## What to work on
Copy out the lines from the one containing "stat-panel-min-idb-uptime[interactable]: Min IDB" through the one containing "sidebar-item-explore[interactable]: › ◎", both included.
====== Working data
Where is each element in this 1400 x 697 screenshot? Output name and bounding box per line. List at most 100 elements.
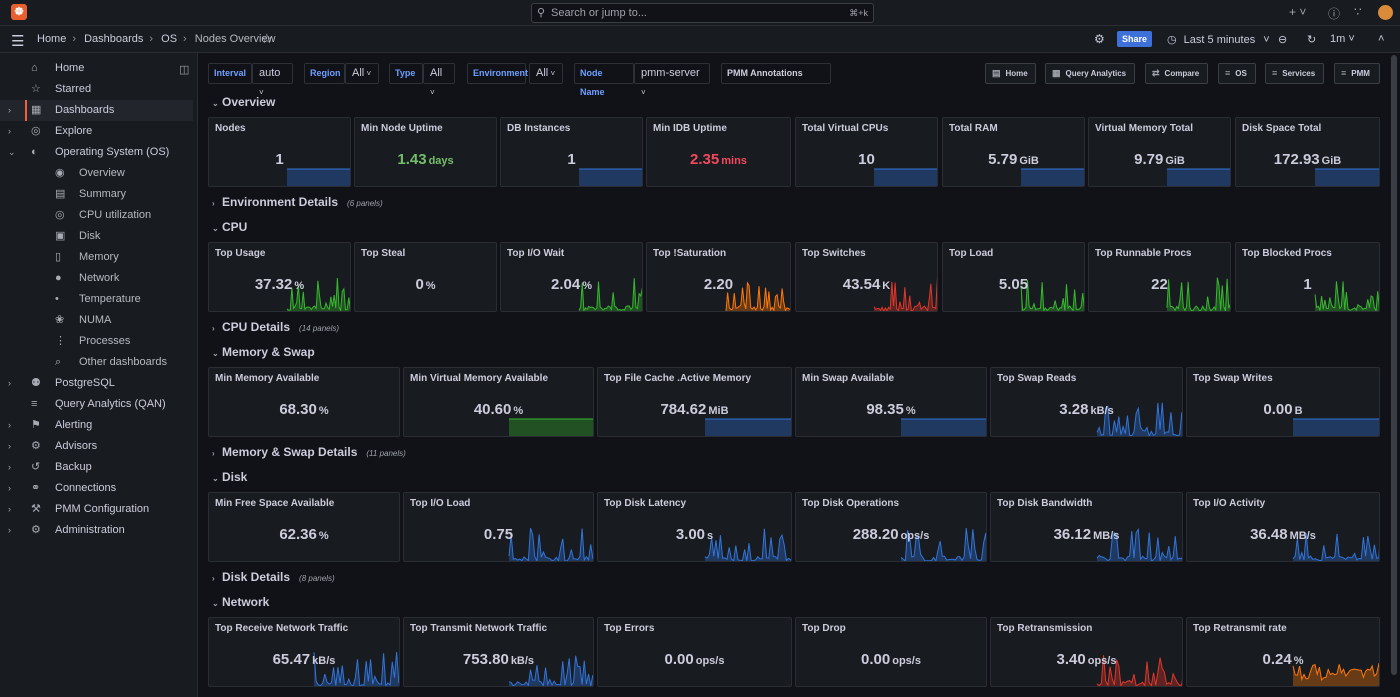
stat-panel-min-idb-uptime[interactable]: Min IDB Uptime 2.35 mins	[646, 117, 791, 187]
sidebar-item-overview[interactable]: ◉ Overview	[0, 163, 193, 184]
sidebar-item-home[interactable]: ⌂ Home	[0, 58, 193, 79]
row-header-disk-details[interactable]: › Disk Details (8 panels)	[212, 568, 335, 586]
help-icon[interactable]: ⓘ	[1328, 7, 1341, 21]
stat-panel-top-blocked-procs[interactable]: Top Blocked Procs 1	[1235, 242, 1380, 312]
sidebar-item-explore[interactable]: › ◎ Explore	[0, 121, 193, 142]
stat-panel-min-virtual-memory-available[interactable]: Min Virtual Memory Available 40.60%	[403, 367, 594, 437]
chevron-right-icon[interactable]: ›	[8, 378, 11, 388]
stat-panel-top-drop[interactable]: Top Drop 0.00 ops/s	[795, 617, 987, 687]
plus-icon[interactable]: + ˅	[1289, 5, 1307, 19]
stat-panel-top-usage[interactable]: Top Usage 37.32%	[208, 242, 351, 312]
stat-panel-min-free-space-available[interactable]: Min Free Space Available 62.36%	[208, 492, 400, 562]
search-input[interactable]: ⚲ Search or jump to... ⌘+k	[531, 3, 874, 23]
variable-select-interval[interactable]: auto ˅	[252, 63, 293, 97]
time-range-picker[interactable]: ◷ Last 5 minutes ˅	[1167, 33, 1270, 46]
stat-panel-top-transmit-network-traffic[interactable]: Top Transmit Network Traffic 753.80 kB/s	[403, 617, 594, 687]
sidebar-item-numa[interactable]: ❀ NUMA	[0, 310, 193, 331]
row-header-environment-details[interactable]: › Environment Details (6 panels)	[212, 193, 383, 211]
dashboard-link-os[interactable]: ≡ OS	[1218, 63, 1256, 84]
sidebar-item-alerting[interactable]: › ⚑ Alerting	[0, 415, 193, 436]
stat-panel-min-node-uptime[interactable]: Min Node Uptime 1.43 days	[354, 117, 497, 187]
zoom-out-icon[interactable]: ⊖	[1278, 34, 1288, 46]
sidebar-item-network[interactable]: ● Network	[0, 268, 193, 289]
menu-icon[interactable]: ☰	[11, 33, 25, 50]
stat-panel-top-steal[interactable]: Top Steal 0%	[354, 242, 497, 312]
dock-menu-icon[interactable]: ◫	[179, 64, 190, 76]
stat-panel-top-saturation[interactable]: Top !Saturation 2.20	[646, 242, 791, 312]
stat-panel-top-receive-network-traffic[interactable]: Top Receive Network Traffic 65.47 kB/s	[208, 617, 400, 687]
chevron-right-icon[interactable]: ›	[8, 504, 11, 514]
collapse-icon[interactable]: ˄	[1378, 33, 1385, 45]
breadcrumb-os[interactable]: OS	[161, 33, 178, 45]
stat-panel-top-file-cache-active-memory[interactable]: Top File Cache .Active Memory 784.62 MiB	[597, 367, 792, 437]
stat-panel-top-retransmission[interactable]: Top Retransmission 3.40 ops/s	[990, 617, 1183, 687]
row-header-memory-swap[interactable]: ⌄ Memory & Swap	[212, 343, 315, 361]
stat-panel-min-memory-available[interactable]: Min Memory Available 68.30%	[208, 367, 400, 437]
chevron-right-icon[interactable]: ›	[8, 420, 11, 430]
stat-panel-disk-space-total[interactable]: Disk Space Total 172.93 GiB	[1235, 117, 1380, 187]
sidebar-item-starred[interactable]: ☆ Starred	[0, 79, 193, 100]
sidebar-item-backup[interactable]: › ↺ Backup	[0, 457, 193, 478]
dashboard-link-pmm[interactable]: ≡ PMM	[1334, 63, 1380, 84]
breadcrumb-home[interactable]: Home	[37, 33, 67, 45]
stat-panel-top-switches[interactable]: Top Switches 43.54 K	[795, 242, 938, 312]
sidebar-item-disk[interactable]: ▣ Disk	[0, 226, 193, 247]
stat-panel-top-runnable-procs[interactable]: Top Runnable Procs 22	[1088, 242, 1231, 312]
row-header-overview[interactable]: ⌄ Overview	[212, 93, 275, 111]
chevron-right-icon[interactable]: ›	[8, 126, 11, 136]
dashboard-link-services[interactable]: ≡ Services	[1265, 63, 1324, 84]
star-icon[interactable]: ☆	[261, 31, 273, 46]
variable-select-environment[interactable]: All ˅	[529, 63, 563, 84]
settings-icon[interactable]: ⚙	[1094, 32, 1105, 46]
sidebar-item-other-dashboards[interactable]: ⌕ Other dashboards	[0, 352, 193, 373]
stat-panel-top-swap-reads[interactable]: Top Swap Reads 3.28 kB/s	[990, 367, 1183, 437]
share-button[interactable]: Share	[1117, 31, 1153, 47]
row-header-disk[interactable]: ⌄ Disk	[212, 468, 247, 486]
sidebar-item-connections[interactable]: › ⚭ Connections	[0, 478, 193, 499]
sidebar-item-memory[interactable]: ▯ Memory	[0, 247, 193, 268]
stat-panel-top-disk-operations[interactable]: Top Disk Operations 288.20 ops/s	[795, 492, 987, 562]
chevron-right-icon[interactable]: ›	[8, 462, 11, 472]
chevron-right-icon[interactable]: ›	[8, 105, 11, 115]
breadcrumb-dashboards[interactable]: Dashboards	[84, 33, 144, 45]
dashboard-link-compare[interactable]: ⇄ Compare	[1145, 63, 1208, 84]
avatar[interactable]	[1378, 5, 1393, 20]
sidebar-item-cpu-utilization[interactable]: ◎ CPU utilization	[0, 205, 193, 226]
sidebar-item-advisors[interactable]: › ⚙ Advisors	[0, 436, 193, 457]
variable-select-type[interactable]: All ˅	[423, 63, 455, 97]
stat-panel-total-virtual-cpus[interactable]: Total Virtual CPUs 10	[795, 117, 938, 187]
chevron-down-icon[interactable]: ⌄	[8, 147, 16, 157]
stat-panel-top-i-o-wait[interactable]: Top I/O Wait 2.04%	[500, 242, 643, 312]
row-header-cpu[interactable]: ⌄ CPU	[212, 218, 247, 236]
sidebar-item-temperature[interactable]: • Temperature	[0, 289, 193, 310]
dashboard-link-query-analytics[interactable]: ▦ Query Analytics	[1045, 63, 1135, 84]
chevron-right-icon[interactable]: ›	[8, 441, 11, 451]
pmm-logo-icon[interactable]: ☸	[11, 4, 27, 20]
stat-panel-total-ram[interactable]: Total RAM 5.79 GiB	[942, 117, 1085, 187]
sidebar-item-summary[interactable]: ▤ Summary	[0, 184, 193, 205]
stat-panel-top-load[interactable]: Top Load 5.05	[942, 242, 1085, 312]
rss-icon[interactable]: ∵	[1354, 5, 1362, 19]
sidebar-item-dashboards[interactable]: › ▦ Dashboards	[0, 100, 193, 121]
stat-panel-top-retransmit-rate[interactable]: Top Retransmit rate 0.24%	[1186, 617, 1380, 687]
sidebar-item-processes[interactable]: ⋮ Processes	[0, 331, 193, 352]
stat-panel-top-swap-writes[interactable]: Top Swap Writes 0.00 B	[1186, 367, 1380, 437]
sidebar-item-operating-system-os[interactable]: ⌄ ◐ Operating System (OS)	[0, 142, 193, 163]
sidebar-item-administration[interactable]: › ⚙ Administration	[0, 520, 193, 541]
refresh-icon[interactable]: ↻	[1307, 34, 1317, 46]
stat-panel-top-i-o-activity[interactable]: Top I/O Activity 36.48 MB/s	[1186, 492, 1380, 562]
chevron-right-icon[interactable]: ›	[8, 483, 11, 493]
stat-panel-min-swap-available[interactable]: Min Swap Available 98.35%	[795, 367, 987, 437]
stat-panel-top-i-o-load[interactable]: Top I/O Load 0.75	[403, 492, 594, 562]
scrollbar[interactable]	[1391, 55, 1397, 675]
row-header-network[interactable]: ⌄ Network	[212, 593, 269, 611]
dashboard-link-home[interactable]: ▤ Home	[985, 63, 1036, 84]
row-header-memory-swap-details[interactable]: › Memory & Swap Details (11 panels)	[212, 443, 406, 461]
stat-panel-top-disk-bandwidth[interactable]: Top Disk Bandwidth 36.12 MB/s	[990, 492, 1183, 562]
stat-panel-top-disk-latency[interactable]: Top Disk Latency 3.00 s	[597, 492, 792, 562]
variable-select-node-name[interactable]: pmm-server ˅	[634, 63, 710, 97]
variable-select-region[interactable]: All ˅	[345, 63, 379, 84]
stat-panel-virtual-memory-total[interactable]: Virtual Memory Total 9.79 GiB	[1088, 117, 1231, 187]
chevron-right-icon[interactable]: ›	[8, 525, 11, 535]
sidebar-item-pmm-configuration[interactable]: › ⚒ PMM Configuration	[0, 499, 193, 520]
============
## Task solution
stat-panel-min-idb-uptime[interactable]: Min IDB Uptime 2.35 mins	[646, 117, 791, 187]
sidebar-item-overview[interactable]: ◉ Overview	[0, 163, 193, 184]
sidebar-item-home[interactable]: ⌂ Home	[0, 58, 193, 79]
row-header-disk-details[interactable]: › Disk Details (8 panels)	[212, 568, 335, 586]
help-icon[interactable]: ⓘ	[1328, 7, 1341, 21]
stat-panel-top-blocked-procs[interactable]: Top Blocked Procs 1	[1235, 242, 1380, 312]
sidebar-item-explore[interactable]: › ◎ Explore	[0, 121, 193, 142]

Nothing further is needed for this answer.